Collected data entries
____________________

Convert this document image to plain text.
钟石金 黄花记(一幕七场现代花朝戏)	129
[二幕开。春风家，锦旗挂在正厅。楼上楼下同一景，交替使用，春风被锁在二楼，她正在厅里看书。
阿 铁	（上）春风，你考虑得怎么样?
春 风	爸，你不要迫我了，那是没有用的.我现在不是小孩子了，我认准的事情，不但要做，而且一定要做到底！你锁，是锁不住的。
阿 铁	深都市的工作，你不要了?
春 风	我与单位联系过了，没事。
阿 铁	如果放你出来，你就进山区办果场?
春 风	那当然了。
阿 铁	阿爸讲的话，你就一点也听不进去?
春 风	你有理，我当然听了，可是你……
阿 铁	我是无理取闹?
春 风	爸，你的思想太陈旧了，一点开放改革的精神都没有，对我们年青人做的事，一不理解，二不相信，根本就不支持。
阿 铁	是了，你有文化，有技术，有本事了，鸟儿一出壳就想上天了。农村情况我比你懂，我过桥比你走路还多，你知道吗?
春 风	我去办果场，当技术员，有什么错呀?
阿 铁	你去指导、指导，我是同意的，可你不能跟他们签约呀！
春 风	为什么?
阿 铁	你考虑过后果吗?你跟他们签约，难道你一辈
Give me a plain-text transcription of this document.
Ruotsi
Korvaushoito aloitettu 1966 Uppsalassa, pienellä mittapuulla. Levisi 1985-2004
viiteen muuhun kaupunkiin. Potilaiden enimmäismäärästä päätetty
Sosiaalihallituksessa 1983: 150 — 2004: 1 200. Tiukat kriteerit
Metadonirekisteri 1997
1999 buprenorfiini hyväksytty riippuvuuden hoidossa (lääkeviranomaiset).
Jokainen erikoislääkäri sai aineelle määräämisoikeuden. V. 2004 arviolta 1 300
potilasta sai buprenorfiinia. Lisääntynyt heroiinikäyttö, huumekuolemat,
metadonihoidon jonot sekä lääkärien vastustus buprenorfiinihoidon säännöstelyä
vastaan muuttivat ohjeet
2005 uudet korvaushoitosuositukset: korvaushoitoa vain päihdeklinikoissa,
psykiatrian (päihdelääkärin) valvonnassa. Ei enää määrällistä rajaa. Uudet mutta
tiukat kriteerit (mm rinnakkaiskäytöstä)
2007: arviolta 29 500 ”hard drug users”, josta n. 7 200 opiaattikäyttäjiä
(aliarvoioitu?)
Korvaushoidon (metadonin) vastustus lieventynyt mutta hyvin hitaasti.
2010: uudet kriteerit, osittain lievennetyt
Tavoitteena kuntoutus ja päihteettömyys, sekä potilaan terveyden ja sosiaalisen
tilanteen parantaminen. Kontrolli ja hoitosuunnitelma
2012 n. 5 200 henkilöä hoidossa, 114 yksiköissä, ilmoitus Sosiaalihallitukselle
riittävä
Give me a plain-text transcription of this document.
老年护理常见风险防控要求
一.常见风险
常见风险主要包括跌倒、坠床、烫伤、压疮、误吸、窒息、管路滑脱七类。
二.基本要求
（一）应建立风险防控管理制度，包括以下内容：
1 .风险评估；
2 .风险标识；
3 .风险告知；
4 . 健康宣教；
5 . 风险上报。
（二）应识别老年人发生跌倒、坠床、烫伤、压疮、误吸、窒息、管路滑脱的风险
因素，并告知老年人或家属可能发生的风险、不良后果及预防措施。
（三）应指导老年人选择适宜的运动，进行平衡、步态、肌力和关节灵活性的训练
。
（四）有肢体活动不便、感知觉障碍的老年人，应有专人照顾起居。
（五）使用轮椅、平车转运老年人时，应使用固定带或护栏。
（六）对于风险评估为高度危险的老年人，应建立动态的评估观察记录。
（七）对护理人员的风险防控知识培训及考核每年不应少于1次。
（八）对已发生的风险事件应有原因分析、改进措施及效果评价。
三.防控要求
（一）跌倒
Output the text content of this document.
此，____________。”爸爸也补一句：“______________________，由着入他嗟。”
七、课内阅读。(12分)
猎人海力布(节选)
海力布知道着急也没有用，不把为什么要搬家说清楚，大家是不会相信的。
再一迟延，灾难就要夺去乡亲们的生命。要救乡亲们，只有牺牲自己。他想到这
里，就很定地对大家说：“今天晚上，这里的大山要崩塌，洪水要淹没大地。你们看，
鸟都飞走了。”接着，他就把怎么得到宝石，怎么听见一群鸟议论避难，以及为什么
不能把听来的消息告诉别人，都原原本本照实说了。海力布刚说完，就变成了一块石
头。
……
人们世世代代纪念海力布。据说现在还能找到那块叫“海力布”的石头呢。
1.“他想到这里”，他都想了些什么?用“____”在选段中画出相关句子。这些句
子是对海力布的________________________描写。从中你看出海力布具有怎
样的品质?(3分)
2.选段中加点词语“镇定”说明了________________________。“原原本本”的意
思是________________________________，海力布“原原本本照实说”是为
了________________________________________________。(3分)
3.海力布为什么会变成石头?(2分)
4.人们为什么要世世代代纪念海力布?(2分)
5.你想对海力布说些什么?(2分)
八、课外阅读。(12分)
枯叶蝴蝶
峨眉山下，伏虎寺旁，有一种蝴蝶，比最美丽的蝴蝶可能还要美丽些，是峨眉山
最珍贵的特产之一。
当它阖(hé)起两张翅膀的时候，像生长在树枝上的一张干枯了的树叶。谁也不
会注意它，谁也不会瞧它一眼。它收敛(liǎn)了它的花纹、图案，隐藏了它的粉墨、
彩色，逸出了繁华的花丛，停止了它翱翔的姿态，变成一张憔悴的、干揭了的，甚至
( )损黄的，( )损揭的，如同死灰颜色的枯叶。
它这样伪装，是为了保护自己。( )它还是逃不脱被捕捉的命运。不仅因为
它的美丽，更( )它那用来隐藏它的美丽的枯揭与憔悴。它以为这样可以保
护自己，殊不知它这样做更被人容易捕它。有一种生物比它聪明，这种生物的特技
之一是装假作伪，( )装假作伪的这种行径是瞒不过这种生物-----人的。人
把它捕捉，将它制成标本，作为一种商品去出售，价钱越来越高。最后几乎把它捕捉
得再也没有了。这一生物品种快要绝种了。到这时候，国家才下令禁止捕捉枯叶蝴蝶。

____________________

DO THIS
Look through the entries and return every line where "hoidossa" appears.

WRITTEN ANSWER
1999 buprenorfiini hyväksytty riippuvuuden hoidossa (lääkeviranomaiset).
2012 n. 5 200 henkilöä hoidossa, 114 yksiköissä, ilmoitus Sosiaalihallitukselle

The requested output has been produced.